---------- The input ----------

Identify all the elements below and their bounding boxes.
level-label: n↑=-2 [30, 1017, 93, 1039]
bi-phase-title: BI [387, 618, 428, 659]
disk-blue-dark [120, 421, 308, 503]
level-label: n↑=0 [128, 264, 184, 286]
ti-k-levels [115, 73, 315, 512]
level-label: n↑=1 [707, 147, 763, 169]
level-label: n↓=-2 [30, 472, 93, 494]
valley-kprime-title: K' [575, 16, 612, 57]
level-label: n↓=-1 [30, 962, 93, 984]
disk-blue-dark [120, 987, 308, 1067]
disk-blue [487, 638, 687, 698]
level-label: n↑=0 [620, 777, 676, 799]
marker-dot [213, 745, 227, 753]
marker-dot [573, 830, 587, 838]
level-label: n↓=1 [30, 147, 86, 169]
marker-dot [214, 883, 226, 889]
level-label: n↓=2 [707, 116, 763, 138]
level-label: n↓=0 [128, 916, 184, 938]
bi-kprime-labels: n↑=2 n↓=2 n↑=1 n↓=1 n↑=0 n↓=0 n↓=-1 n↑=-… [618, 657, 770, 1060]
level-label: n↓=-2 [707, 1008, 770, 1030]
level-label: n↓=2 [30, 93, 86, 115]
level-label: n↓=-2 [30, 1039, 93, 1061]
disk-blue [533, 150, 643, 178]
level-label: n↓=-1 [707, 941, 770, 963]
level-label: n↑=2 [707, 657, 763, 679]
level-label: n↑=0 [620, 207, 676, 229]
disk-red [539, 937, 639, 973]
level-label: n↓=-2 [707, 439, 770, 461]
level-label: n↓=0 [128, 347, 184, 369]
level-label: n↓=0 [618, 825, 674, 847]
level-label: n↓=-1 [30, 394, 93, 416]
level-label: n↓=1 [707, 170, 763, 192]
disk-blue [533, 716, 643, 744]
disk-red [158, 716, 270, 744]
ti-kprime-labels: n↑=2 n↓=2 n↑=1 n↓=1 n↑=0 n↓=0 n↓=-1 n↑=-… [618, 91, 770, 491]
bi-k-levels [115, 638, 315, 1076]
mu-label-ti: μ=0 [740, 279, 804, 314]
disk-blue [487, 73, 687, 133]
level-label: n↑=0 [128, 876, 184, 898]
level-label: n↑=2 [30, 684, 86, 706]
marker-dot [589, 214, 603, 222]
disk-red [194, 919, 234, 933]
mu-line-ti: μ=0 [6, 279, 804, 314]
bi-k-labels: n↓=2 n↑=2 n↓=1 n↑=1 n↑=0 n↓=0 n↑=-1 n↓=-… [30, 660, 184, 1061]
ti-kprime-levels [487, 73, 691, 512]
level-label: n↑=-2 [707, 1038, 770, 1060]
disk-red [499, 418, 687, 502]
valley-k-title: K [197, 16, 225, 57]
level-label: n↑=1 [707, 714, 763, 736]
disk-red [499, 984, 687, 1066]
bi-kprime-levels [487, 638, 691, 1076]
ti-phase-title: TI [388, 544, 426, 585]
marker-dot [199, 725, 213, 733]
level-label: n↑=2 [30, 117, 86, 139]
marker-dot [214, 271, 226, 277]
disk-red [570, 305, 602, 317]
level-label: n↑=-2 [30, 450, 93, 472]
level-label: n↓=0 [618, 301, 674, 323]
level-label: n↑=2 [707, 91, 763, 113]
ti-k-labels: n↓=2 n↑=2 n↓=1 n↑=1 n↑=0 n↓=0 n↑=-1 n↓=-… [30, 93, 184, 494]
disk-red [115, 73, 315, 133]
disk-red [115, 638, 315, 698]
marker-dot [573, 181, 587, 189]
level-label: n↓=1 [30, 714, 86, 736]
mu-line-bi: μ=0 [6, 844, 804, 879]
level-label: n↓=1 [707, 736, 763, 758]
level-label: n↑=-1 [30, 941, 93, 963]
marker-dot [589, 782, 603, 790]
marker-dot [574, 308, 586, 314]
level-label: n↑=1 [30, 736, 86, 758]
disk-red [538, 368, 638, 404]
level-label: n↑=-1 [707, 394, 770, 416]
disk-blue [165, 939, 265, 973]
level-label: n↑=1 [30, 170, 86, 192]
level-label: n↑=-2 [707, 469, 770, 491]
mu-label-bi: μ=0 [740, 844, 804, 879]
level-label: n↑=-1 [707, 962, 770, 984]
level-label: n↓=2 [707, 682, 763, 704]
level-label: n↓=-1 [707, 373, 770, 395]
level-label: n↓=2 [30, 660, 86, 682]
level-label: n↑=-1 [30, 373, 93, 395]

----------

What this task involves >>
Rewrite every line of the records above as a numbered list, omitting any blank lines.

Solved problem >>
1. Identify all the elements below and their bounding boxes.
2. level-label: n↑=-2 [30, 1017, 93, 1039]
3. bi-phase-title: BI [387, 618, 428, 659]
4. disk-blue-dark [120, 421, 308, 503]
5. level-label: n↑=0 [128, 264, 184, 286]
6. ti-k-levels [115, 73, 315, 512]
7. level-label: n↑=1 [707, 147, 763, 169]
8. level-label: n↓=-2 [30, 472, 93, 494]
9. valley-kprime-title: K' [575, 16, 612, 57]
10. level-label: n↓=-1 [30, 962, 93, 984]
11. disk-blue-dark [120, 987, 308, 1067]
12. disk-blue [487, 638, 687, 698]
13. level-label: n↑=0 [620, 777, 676, 799]
14. marker-dot [213, 745, 227, 753]
15. marker-dot [573, 830, 587, 838]
16. level-label: n↓=1 [30, 147, 86, 169]
17. marker-dot [214, 883, 226, 889]
18. level-label: n↓=2 [707, 116, 763, 138]
19. level-label: n↓=0 [128, 916, 184, 938]
20. bi-kprime-labels: n↑=2 n↓=2 n↑=1 n↓=1 n↑=0 n↓=0 n↓=-1 n↑=-… [618, 657, 770, 1060]
21. level-label: n↓=-2 [707, 1008, 770, 1030]
22. level-label: n↓=2 [30, 93, 86, 115]
23. level-label: n↓=-2 [30, 1039, 93, 1061]
24. disk-blue [533, 150, 643, 178]
25. level-label: n↓=-1 [707, 941, 770, 963]
26. level-label: n↑=2 [707, 657, 763, 679]
27. level-label: n↑=0 [620, 207, 676, 229]
28. disk-red [539, 937, 639, 973]
29. level-label: n↓=-2 [707, 439, 770, 461]
30. level-label: n↓=0 [128, 347, 184, 369]
31. level-label: n↓=0 [618, 825, 674, 847]
32. level-label: n↓=-1 [30, 394, 93, 416]
33. level-label: n↓=1 [707, 170, 763, 192]
34. disk-blue [533, 716, 643, 744]
35. disk-red [158, 716, 270, 744]
36. ti-kprime-labels: n↑=2 n↓=2 n↑=1 n↓=1 n↑=0 n↓=0 n↓=-1 n↑=-… [618, 91, 770, 491]
37. bi-k-levels [115, 638, 315, 1076]
38. mu-label-ti: μ=0 [740, 279, 804, 314]
39. disk-blue [487, 73, 687, 133]
40. level-label: n↑=0 [128, 876, 184, 898]
41. level-label: n↑=2 [30, 684, 86, 706]
42. marker-dot [589, 214, 603, 222]
43. disk-red [194, 919, 234, 933]
44. mu-line-ti: μ=0 [6, 279, 804, 314]
45. bi-k-labels: n↓=2 n↑=2 n↓=1 n↑=1 n↑=0 n↓=0 n↑=-1 n↓=-… [30, 660, 184, 1061]
46. ti-kprime-levels [487, 73, 691, 512]
47. level-label: n↑=-2 [707, 1038, 770, 1060]
48. disk-red [499, 418, 687, 502]
49. valley-k-title: K [197, 16, 225, 57]
50. level-label: n↑=1 [707, 714, 763, 736]
51. disk-red [499, 984, 687, 1066]
52. bi-kprime-levels [487, 638, 691, 1076]
53. ti-phase-title: TI [388, 544, 426, 585]
54. marker-dot [199, 725, 213, 733]
55. level-label: n↑=2 [30, 117, 86, 139]
56. marker-dot [214, 271, 226, 277]
57. disk-red [570, 305, 602, 317]
58. level-label: n↑=-2 [30, 450, 93, 472]
59. level-label: n↓=0 [618, 301, 674, 323]
60. level-label: n↑=2 [707, 91, 763, 113]
61. ti-k-labels: n↓=2 n↑=2 n↓=1 n↑=1 n↑=0 n↓=0 n↑=-1 n↓=-… [30, 93, 184, 494]
62. disk-red [115, 73, 315, 133]
63. disk-red [115, 638, 315, 698]
64. marker-dot [573, 181, 587, 189]
65. level-label: n↓=1 [30, 714, 86, 736]
66. mu-line-bi: μ=0 [6, 844, 804, 879]
67. level-label: n↓=1 [707, 736, 763, 758]
68. level-label: n↑=-1 [30, 941, 93, 963]
69. marker-dot [589, 782, 603, 790]
70. marker-dot [574, 308, 586, 314]
71. level-label: n↑=1 [30, 736, 86, 758]
72. disk-red [538, 368, 638, 404]
73. level-label: n↑=-1 [707, 394, 770, 416]
74. disk-blue [165, 939, 265, 973]
75. level-label: n↑=1 [30, 170, 86, 192]
76. level-label: n↑=-2 [707, 469, 770, 491]
77. mu-label-bi: μ=0 [740, 844, 804, 879]
78. level-label: n↑=-1 [707, 962, 770, 984]
79. level-label: n↓=2 [707, 682, 763, 704]
80. level-label: n↓=-1 [707, 373, 770, 395]
81. level-label: n↓=2 [30, 660, 86, 682]
82. level-label: n↑=-1 [30, 373, 93, 395]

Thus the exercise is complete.